YOUR INSTRUCTIONS — Each line that holds the word "well" should be returned.

(Data excerpts)
▼
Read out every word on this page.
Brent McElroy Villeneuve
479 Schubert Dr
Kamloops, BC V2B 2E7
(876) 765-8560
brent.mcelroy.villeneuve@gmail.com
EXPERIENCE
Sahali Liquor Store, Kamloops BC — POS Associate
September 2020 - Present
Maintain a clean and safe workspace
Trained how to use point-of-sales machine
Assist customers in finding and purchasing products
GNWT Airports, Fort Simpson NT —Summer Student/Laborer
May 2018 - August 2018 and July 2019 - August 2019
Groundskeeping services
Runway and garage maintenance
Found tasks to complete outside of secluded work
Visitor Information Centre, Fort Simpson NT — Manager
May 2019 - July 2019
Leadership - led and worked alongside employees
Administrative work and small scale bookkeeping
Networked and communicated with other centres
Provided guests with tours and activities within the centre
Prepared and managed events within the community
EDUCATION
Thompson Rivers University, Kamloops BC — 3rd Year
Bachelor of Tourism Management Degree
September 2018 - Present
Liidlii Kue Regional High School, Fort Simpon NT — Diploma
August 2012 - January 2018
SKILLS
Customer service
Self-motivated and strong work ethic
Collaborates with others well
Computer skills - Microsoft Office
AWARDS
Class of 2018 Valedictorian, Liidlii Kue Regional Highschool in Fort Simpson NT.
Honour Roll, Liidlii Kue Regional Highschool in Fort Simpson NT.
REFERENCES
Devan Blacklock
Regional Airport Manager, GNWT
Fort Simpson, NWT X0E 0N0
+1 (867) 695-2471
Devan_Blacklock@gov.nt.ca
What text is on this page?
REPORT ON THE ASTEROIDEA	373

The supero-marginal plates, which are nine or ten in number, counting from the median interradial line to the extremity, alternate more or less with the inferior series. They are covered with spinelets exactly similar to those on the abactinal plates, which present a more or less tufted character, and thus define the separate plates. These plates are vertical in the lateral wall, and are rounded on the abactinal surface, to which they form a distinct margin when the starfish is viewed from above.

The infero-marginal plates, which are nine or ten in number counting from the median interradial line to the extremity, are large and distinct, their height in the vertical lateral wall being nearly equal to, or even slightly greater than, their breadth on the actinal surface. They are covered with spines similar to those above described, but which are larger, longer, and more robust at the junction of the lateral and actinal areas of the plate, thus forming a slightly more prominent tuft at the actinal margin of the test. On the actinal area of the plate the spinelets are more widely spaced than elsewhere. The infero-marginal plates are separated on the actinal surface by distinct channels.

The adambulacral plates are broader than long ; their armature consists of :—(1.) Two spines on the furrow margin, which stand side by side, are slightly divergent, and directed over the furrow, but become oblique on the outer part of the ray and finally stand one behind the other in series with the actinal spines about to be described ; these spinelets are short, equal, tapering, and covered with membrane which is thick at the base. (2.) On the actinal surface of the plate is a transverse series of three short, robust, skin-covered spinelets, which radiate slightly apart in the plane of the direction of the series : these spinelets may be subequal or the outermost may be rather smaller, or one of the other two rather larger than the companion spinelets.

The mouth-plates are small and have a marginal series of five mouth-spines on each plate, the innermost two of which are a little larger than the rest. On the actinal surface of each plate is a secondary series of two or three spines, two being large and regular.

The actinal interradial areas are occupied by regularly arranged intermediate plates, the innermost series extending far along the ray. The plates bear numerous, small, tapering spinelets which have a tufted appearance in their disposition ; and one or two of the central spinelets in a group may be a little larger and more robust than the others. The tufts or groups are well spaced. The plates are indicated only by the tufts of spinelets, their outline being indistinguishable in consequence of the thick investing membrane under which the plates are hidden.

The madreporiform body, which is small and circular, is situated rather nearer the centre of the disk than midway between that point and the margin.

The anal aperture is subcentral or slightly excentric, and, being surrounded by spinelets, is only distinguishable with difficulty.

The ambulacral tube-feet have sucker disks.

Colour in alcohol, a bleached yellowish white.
▲
EXERCISE OUTPUT —
Collaborates with others well
The actinal interradial areas are occupied by regularly arranged intermediate plates, the innermost series extending far along the ray. The plates bear numerous, small, tapering spinelets which have a tufted appearance in their disposition ; and one or two of the central spinelets in a group may be a little larger and more robust than the others. The tufts or groups are well spaced. The plates are indicated only by the tufts of spinelets, their outline being indistinguishable in consequence of the thick investing membrane under which the plates are hidden.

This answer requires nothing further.